Data records
····················

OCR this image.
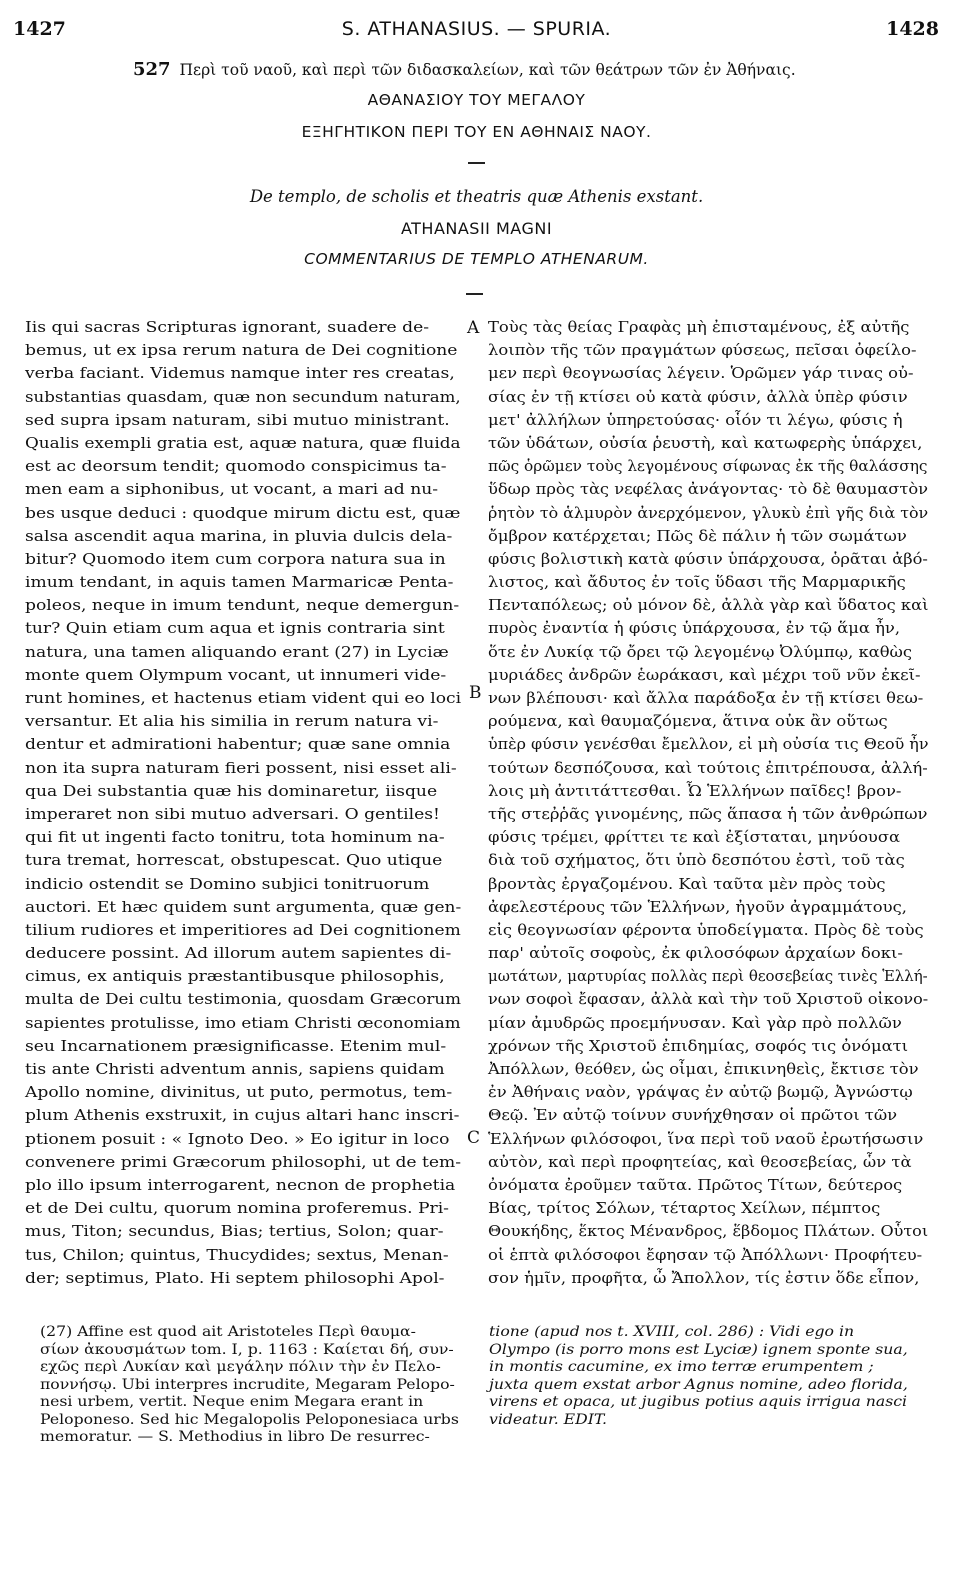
1427	S. ATHANASIUS. — SPURIA.	1428
527 Περὶ τοῦ ναοῦ, καὶ περὶ τῶν διδασκαλείων, καὶ τῶν θεάτρων τῶν ἐν Ἀθήναις.
ΑΘΑΝΑΣΙΟΥ ΤΟΥ ΜΕΓΑΛΟΥ
ΕΞΗΓΗΤΙΚΟΝ ΠΕΡΙ ΤΟΥ ΕΝ ΑΘΗΝΑΙΣ ΝΑΟΥ.
De templo, de scholis et theatris quæ Athenis exstant.
ATHANASII MAGNI
COMMENTARIUS DE TEMPLO ATHENARUM.
A
B
C
Iis qui sacras Scripturas ignorant, suadere de-
bemus, ut ex ipsa rerum natura de Dei cognitione
verba faciant. Videmus namque inter res creatas,
substantias quasdam, quæ non secundum naturam,
sed supra ipsam naturam, sibi mutuo ministrant.
Qualis exempli gratia est, aquæ natura, quæ fluida
est ac deorsum tendit; quomodo conspicimus ta-
men eam a siphonibus, ut vocant, a mari ad nu-
bes usque deduci : quodque mirum dictu est, quæ
salsa ascendit aqua marina, in pluvia dulcis dela-
bitur? Quomodo item cum corpora natura sua in
imum tendant, in aquis tamen Marmaricæ Penta-
poleos, neque in imum tendunt, neque demergun-
tur? Quin etiam cum aqua et ignis contraria sint
natura, una tamen aliquando erant (27) in Lyciæ
monte quem Olympum vocant, ut innumeri vide-
runt homines, et hactenus etiam vident qui eo loci
versantur. Et alia his similia in rerum natura vi-
dentur et admirationi habentur; quæ sane omnia
non ita supra naturam fieri possent, nisi esset ali-
qua Dei substantia quæ his dominaretur, iisque
imperaret non sibi mutuo adversari. O gentiles!
qui fit ut ingenti facto tonitru, tota hominum na-
tura tremat, horrescat, obstupescat. Quo utique
indicio ostendit se Domino subjici tonitruorum
auctori. Et hæc quidem sunt argumenta, quæ gen-
tilium rudiores et imperitiores ad Dei cognitionem
deducere possint. Ad illorum autem sapientes di-
cimus, ex antiquis præstantibusque philosophis,
multa de Dei cultu testimonia, quosdam Græcorum
sapientes protulisse, imo etiam Christi œconomiam
seu Incarnationem præsignificasse. Etenim mul-
tis ante Christi adventum annis, sapiens quidam
Apollo nomine, divinitus, ut puto, permotus, tem-
plum Athenis exstruxit, in cujus altari hanc inscri-
ptionem posuit : « Ignoto Deo. » Eo igitur in loco
convenere primi Græcorum philosophi, ut de tem-
plo illo ipsum interrogarent, necnon de prophetia
et de Dei cultu, quorum nomina proferemus. Pri-
mus, Titon; secundus, Bias; tertius, Solon; quar-
tus, Chilon; quintus, Thucydides; sextus, Menan-
der; septimus, Plato. Hi septem philosophi Apol-
Τοὺς τὰς θείας Γραφὰς μὴ ἐπισταμένους, ἐξ αὐτῆς
λοιπὸν τῆς τῶν πραγμάτων φύσεως, πεῖσαι ὀφείλο-
μεν περὶ θεογνωσίας λέγειν. Ὁρῶμεν γάρ τινας οὐ-
σίας ἐν τῇ κτίσει οὐ κατὰ φύσιν, ἀλλὰ ὑπὲρ φύσιν
μετ' ἀλλήλων ὑπηρετούσας· οἷόν τι λέγω, φύσις ἡ
τῶν ὑδάτων, οὐσία ῥευστὴ, καὶ κατωφερὴς ὑπάρχει,
πῶς ὁρῶμεν τοὺς λεγομένους σίφωνας ἐκ τῆς θαλάσσης
ὕδωρ πρὸς τὰς νεφέλας ἀνάγοντας· τὸ δὲ θαυμαστὸν
ῥητὸν τὸ ἁλμυρὸν ἀνερχόμενον, γλυκὺ ἐπὶ γῆς διὰ τὸν
ὄμβρον κατέρχεται; Πῶς δὲ πάλιν ἡ τῶν σωμάτων
φύσις βολιστικὴ κατὰ φύσιν ὑπάρχουσα, ὁρᾶται ἀβό-
λιστος, καὶ ἄδυτος ἐν τοῖς ὕδασι τῆς Μαρμαρικῆς
Πενταπόλεως; οὐ μόνον δὲ, ἀλλὰ γὰρ καὶ ὕδατος καὶ
πυρὸς ἐναντία ἡ φύσις ὑπάρχουσα, ἐν τῷ ἅμα ἦν,
ὅτε ἐν Λυκίᾳ τῷ ὄρει τῷ λεγομένῳ Ὀλύμπῳ, καθὼς
μυριάδες ἀνδρῶν ἑωράκασι, καὶ μέχρι τοῦ νῦν ἐκεῖ-
νων βλέπουσι· καὶ ἄλλα παράδοξα ἐν τῇ κτίσει θεω-
ρούμενα, καὶ θαυμαζόμενα, ἅτινα οὐκ ἂν οὕτως
ὑπὲρ φύσιν γενέσθαι ἔμελλον, εἰ μὴ οὐσία τις Θεοῦ ἦν
τούτων δεσπόζουσα, καὶ τούτοις ἐπιτρέπουσα, ἀλλή-
λοις μὴ ἀντιτάττεσθαι. Ὦ Ἑλλήνων παῖδες! βρον-
τῆς στεῤῥᾶς γινομένης, πῶς ἅπασα ἡ τῶν ἀνθρώπων
φύσις τρέμει, φρίττει τε καὶ ἐξίσταται, μηνύουσα
διὰ τοῦ σχήματος, ὅτι ὑπὸ δεσπότου ἐστὶ, τοῦ τὰς
βροντὰς ἐργαζομένου. Καὶ ταῦτα μὲν πρὸς τοὺς
ἀφελεστέρους τῶν Ἑλλήνων, ἠγοῦν ἀγραμμάτους,
εἰς θεογνωσίαν φέροντα ὑποδείγματα. Πρὸς δὲ τοὺς
παρ' αὐτοῖς σοφοὺς, ἐκ φιλοσόφων ἀρχαίων δοκι-
μωτάτων, μαρτυρίας πολλὰς περὶ θεοσεβείας τινὲς Ἑλλή-
νων σοφοὶ ἔφασαν, ἀλλὰ καὶ τὴν τοῦ Χριστοῦ οἰκονο-
μίαν ἀμυδρῶς προεμήνυσαν. Καὶ γὰρ πρὸ πολλῶν
χρόνων τῆς Χριστοῦ ἐπιδημίας, σοφός τις ὀνόματι
Ἀπόλλων, θεόθεν, ὡς οἶμαι, ἐπικινηθεὶς, ἔκτισε τὸν
ἐν Ἀθήναις ναὸν, γράψας ἐν αὐτῷ βωμῷ, Ἀγνώστῳ
Θεῷ. Ἐν αὐτῷ τοίνυν συνήχθησαν οἱ πρῶτοι τῶν
Ἑλλήνων φιλόσοφοι, ἵνα περὶ τοῦ ναοῦ ἐρωτήσωσιν
αὐτὸν, καὶ περὶ προφητείας, καὶ θεοσεβείας, ὧν τὰ
ὀνόματα ἐροῦμεν ταῦτα. Πρῶτος Τίτων, δεύτερος
Βίας, τρίτος Σόλων, τέταρτος Χείλων, πέμπτος
Θουκήδης, ἕκτος Μένανδρος, ἕβδομος Πλάτων. Οὗτοι
οἱ ἑπτὰ φιλόσοφοι ἔφησαν τῷ Ἀπόλλωνι· Προφήτευ-
σον ἡμῖν, προφῆτα, ὦ Ἄπολλον, τίς ἐστιν ὅδε εἶπον,
(27) Affine est quod ait Aristoteles Περὶ θαυμα-
σίων ἀκουσμάτων tom. I, p. 1163 : Καίεται δή, συν-
εχῶς περὶ Λυκίαν καὶ μεγάλην πόλιν τὴν ἐν Πελο-
ποννήσῳ. Ubi interpres incrudite, Megaram Pelopo-
nesi urbem, vertit. Neque enim Megara erant in
Peloponeso. Sed hic Megalopolis Peloponesiaca urbs
memoratur. — S. Methodius in libro De resurrec-
tione (apud nos t. XVIII, col. 286) : Vidi ego in
Olympo (is porro mons est Lyciæ) ignem sponte sua,
in montis cacumine, ex imo terræ erumpentem ;
juxta quem exstat arbor Agnus nomine, adeo florida,
virens et opaca, ut jugibus potius aquis irrigua nasci
videatur. EDIT.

····················

__Requirements__.
Scan the entries above. Copy each line that has the string "imum".

__Written solution__.
imum tendant, in aquis tamen Marmaricæ Penta-
poleos, neque in imum tendunt, neque demergun-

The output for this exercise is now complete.